* WRITTEN TASK *
Every record here should be printed again exactly.

*** RAW RECORDS ***

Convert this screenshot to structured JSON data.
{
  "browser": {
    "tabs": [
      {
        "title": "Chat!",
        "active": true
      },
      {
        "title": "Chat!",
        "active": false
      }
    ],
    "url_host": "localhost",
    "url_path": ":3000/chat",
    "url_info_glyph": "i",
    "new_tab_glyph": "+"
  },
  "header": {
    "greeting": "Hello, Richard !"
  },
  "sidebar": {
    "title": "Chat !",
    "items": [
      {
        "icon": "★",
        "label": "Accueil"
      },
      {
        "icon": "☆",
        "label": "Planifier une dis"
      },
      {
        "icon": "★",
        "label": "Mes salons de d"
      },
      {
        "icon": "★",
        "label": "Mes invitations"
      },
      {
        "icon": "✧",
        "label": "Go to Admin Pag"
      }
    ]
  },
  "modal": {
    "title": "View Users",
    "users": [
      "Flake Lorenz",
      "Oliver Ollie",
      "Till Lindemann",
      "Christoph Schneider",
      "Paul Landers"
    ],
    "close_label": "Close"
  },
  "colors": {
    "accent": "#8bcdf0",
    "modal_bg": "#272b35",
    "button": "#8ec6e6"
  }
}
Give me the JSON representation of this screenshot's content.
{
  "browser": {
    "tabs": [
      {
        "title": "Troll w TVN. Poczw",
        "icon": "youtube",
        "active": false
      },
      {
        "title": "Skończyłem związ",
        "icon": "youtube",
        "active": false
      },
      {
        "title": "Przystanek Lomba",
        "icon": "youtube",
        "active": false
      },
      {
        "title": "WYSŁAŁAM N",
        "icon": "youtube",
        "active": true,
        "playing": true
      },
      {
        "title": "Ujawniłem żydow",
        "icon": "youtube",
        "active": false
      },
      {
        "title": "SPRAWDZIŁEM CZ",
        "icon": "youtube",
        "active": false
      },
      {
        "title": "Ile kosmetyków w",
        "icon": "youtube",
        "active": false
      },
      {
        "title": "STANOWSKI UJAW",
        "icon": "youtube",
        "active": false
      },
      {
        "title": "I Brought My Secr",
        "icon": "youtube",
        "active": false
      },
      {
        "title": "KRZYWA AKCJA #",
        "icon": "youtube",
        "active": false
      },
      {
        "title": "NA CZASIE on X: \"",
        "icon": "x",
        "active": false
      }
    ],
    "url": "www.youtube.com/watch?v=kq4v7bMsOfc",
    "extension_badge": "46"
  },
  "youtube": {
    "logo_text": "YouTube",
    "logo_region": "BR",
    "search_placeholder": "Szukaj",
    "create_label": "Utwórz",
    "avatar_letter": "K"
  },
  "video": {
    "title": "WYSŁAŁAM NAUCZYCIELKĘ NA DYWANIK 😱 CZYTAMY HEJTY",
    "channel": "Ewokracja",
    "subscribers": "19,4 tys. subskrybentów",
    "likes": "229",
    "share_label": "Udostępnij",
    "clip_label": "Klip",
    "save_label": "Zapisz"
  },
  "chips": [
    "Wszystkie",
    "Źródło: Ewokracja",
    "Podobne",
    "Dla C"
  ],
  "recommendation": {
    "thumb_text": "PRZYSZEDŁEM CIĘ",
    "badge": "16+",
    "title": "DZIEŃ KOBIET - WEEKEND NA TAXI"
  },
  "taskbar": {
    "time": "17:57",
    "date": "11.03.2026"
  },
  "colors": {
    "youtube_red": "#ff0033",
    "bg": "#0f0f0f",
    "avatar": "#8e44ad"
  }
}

***

* SOLUTION FOR THIS TASK *
Convert this screenshot to structured JSON data.
{
  "browser": {
    "tabs": [
      {
        "title": "Chat!",
        "active": true
      },
      {
        "title": "Chat!",
        "active": false
      }
    ],
    "url_host": "localhost",
    "url_path": ":3000/chat",
    "url_info_glyph": "i",
    "new_tab_glyph": "+"
  },
  "header": {
    "greeting": "Hello, Richard !"
  },
  "sidebar": {
    "title": "Chat !",
    "items": [
      {
        "icon": "★",
        "label": "Accueil"
      },
      {
        "icon": "☆",
        "label": "Planifier une dis"
      },
      {
        "icon": "★",
        "label": "Mes salons de d"
      },
      {
        "icon": "★",
        "label": "Mes invitations"
      },
      {
        "icon": "✧",
        "label": "Go to Admin Pag"
      }
    ]
  },
  "modal": {
    "title": "View Users",
    "users": [
      "Flake Lorenz",
      "Oliver Ollie",
      "Till Lindemann",
      "Christoph Schneider",
      "Paul Landers"
    ],
    "close_label": "Close"
  },
  "colors": {
    "accent": "#8bcdf0",
    "modal_bg": "#272b35",
    "button": "#8ec6e6"
  }
}
Give me the JSON representation of this screenshot's content.
{
  "browser": {
    "tabs": [
      {
        "title": "Troll w TVN. Poczw",
        "icon": "youtube",
        "active": false
      },
      {
        "title": "Skończyłem związ",
        "icon": "youtube",
        "active": false
      },
      {
        "title": "Przystanek Lomba",
        "icon": "youtube",
        "active": false
      },
      {
        "title": "WYSŁAŁAM N",
        "icon": "youtube",
        "active": true,
        "playing": true
      },
      {
        "title": "Ujawniłem żydow",
        "icon": "youtube",
        "active": false
      },
      {
        "title": "SPRAWDZIŁEM CZ",
        "icon": "youtube",
        "active": false
      },
      {
        "title": "Ile kosmetyków w",
        "icon": "youtube",
        "active": false
      },
      {
        "title": "STANOWSKI UJAW",
        "icon": "youtube",
        "active": false
      },
      {
        "title": "I Brought My Secr",
        "icon": "youtube",
        "active": false
      },
      {
        "title": "KRZYWA AKCJA #",
        "icon": "youtube",
        "active": false
      },
      {
        "title": "NA CZASIE on X: \"",
        "icon": "x",
        "active": false
      }
    ],
    "url": "www.youtube.com/watch?v=kq4v7bMsOfc",
    "extension_badge": "46"
  },
  "youtube": {
    "logo_text": "YouTube",
    "logo_region": "BR",
    "search_placeholder": "Szukaj",
    "create_label": "Utwórz",
    "avatar_letter": "K"
  },
  "video": {
    "title": "WYSŁAŁAM NAUCZYCIELKĘ NA DYWANIK 😱 CZYTAMY HEJTY",
    "channel": "Ewokracja",
    "subscribers": "19,4 tys. subskrybentów",
    "likes": "229",
    "share_label": "Udostępnij",
    "clip_label": "Klip",
    "save_label": "Zapisz"
  },
  "chips": [
    "Wszystkie",
    "Źródło: Ewokracja",
    "Podobne",
    "Dla C"
  ],
  "recommendation": {
    "thumb_text": "PRZYSZEDŁEM CIĘ",
    "badge": "16+",
    "title": "DZIEŃ KOBIET - WEEKEND NA TAXI"
  },
  "taskbar": {
    "time": "17:57",
    "date": "11.03.2026"
  },
  "colors": {
    "youtube_red": "#ff0033",
    "bg": "#0f0f0f",
    "avatar": "#8e44ad"
  }
}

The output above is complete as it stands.